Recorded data
** Begin **
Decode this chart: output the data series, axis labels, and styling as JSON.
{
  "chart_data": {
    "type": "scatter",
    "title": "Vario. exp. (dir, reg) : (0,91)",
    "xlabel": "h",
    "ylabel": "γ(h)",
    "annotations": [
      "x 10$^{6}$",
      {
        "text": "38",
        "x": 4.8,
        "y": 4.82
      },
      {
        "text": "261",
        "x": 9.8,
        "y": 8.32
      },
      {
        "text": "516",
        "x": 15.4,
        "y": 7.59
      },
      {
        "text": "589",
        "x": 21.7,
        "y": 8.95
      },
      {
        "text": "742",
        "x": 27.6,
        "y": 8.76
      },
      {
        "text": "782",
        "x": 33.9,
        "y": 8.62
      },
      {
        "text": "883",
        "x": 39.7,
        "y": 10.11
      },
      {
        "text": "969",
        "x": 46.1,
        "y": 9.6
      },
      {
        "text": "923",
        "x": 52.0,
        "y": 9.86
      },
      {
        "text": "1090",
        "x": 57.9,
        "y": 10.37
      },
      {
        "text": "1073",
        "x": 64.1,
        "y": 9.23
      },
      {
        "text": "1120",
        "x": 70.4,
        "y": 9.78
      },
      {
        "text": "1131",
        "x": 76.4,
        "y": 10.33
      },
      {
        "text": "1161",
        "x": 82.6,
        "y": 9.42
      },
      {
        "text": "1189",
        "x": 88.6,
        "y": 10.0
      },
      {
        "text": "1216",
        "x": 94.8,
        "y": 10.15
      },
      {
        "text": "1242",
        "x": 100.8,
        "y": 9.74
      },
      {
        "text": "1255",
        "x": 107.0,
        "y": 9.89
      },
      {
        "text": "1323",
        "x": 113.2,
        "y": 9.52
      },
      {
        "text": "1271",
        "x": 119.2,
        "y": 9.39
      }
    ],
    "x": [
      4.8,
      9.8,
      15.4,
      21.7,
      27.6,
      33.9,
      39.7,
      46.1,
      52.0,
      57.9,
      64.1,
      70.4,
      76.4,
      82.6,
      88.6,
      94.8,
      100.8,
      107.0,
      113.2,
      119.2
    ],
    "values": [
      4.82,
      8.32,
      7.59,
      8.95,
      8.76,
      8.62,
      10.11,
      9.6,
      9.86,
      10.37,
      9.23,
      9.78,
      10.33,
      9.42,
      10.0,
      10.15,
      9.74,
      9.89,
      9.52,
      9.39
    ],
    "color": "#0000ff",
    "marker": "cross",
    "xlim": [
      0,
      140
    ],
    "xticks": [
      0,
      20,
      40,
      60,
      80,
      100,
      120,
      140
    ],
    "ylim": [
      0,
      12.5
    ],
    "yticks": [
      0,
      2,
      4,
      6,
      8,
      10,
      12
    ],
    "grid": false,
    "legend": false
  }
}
** End **
In this exercise, repeat all entries exactly.

Decode this chart: output the data series, axis labels, and styling as JSON.
{
  "chart_data": {
    "type": "scatter",
    "title": "Vario. exp. (dir, reg) : (0,91)",
    "xlabel": "h",
    "ylabel": "γ(h)",
    "annotations": [
      "x 10$^{6}$",
      {
        "text": "38",
        "x": 4.8,
        "y": 4.82
      },
      {
        "text": "261",
        "x": 9.8,
        "y": 8.32
      },
      {
        "text": "516",
        "x": 15.4,
        "y": 7.59
      },
      {
        "text": "589",
        "x": 21.7,
        "y": 8.95
      },
      {
        "text": "742",
        "x": 27.6,
        "y": 8.76
      },
      {
        "text": "782",
        "x": 33.9,
        "y": 8.62
      },
      {
        "text": "883",
        "x": 39.7,
        "y": 10.11
      },
      {
        "text": "969",
        "x": 46.1,
        "y": 9.6
      },
      {
        "text": "923",
        "x": 52.0,
        "y": 9.86
      },
      {
        "text": "1090",
        "x": 57.9,
        "y": 10.37
      },
      {
        "text": "1073",
        "x": 64.1,
        "y": 9.23
      },
      {
        "text": "1120",
        "x": 70.4,
        "y": 9.78
      },
      {
        "text": "1131",
        "x": 76.4,
        "y": 10.33
      },
      {
        "text": "1161",
        "x": 82.6,
        "y": 9.42
      },
      {
        "text": "1189",
        "x": 88.6,
        "y": 10.0
      },
      {
        "text": "1216",
        "x": 94.8,
        "y": 10.15
      },
      {
        "text": "1242",
        "x": 100.8,
        "y": 9.74
      },
      {
        "text": "1255",
        "x": 107.0,
        "y": 9.89
      },
      {
        "text": "1323",
        "x": 113.2,
        "y": 9.52
      },
      {
        "text": "1271",
        "x": 119.2,
        "y": 9.39
      }
    ],
    "x": [
      4.8,
      9.8,
      15.4,
      21.7,
      27.6,
      33.9,
      39.7,
      46.1,
      52.0,
      57.9,
      64.1,
      70.4,
      76.4,
      82.6,
      88.6,
      94.8,
      100.8,
      107.0,
      113.2,
      119.2
    ],
    "values": [
      4.82,
      8.32,
      7.59,
      8.95,
      8.76,
      8.62,
      10.11,
      9.6,
      9.86,
      10.37,
      9.23,
      9.78,
      10.33,
      9.42,
      10.0,
      10.15,
      9.74,
      9.89,
      9.52,
      9.39
    ],
    "color": "#0000ff",
    "marker": "cross",
    "xlim": [
      0,
      140
    ],
    "xticks": [
      0,
      20,
      40,
      60,
      80,
      100,
      120,
      140
    ],
    "ylim": [
      0,
      12.5
    ],
    "yticks": [
      0,
      2,
      4,
      6,
      8,
      10,
      12
    ],
    "grid": false,
    "legend": false
  }
}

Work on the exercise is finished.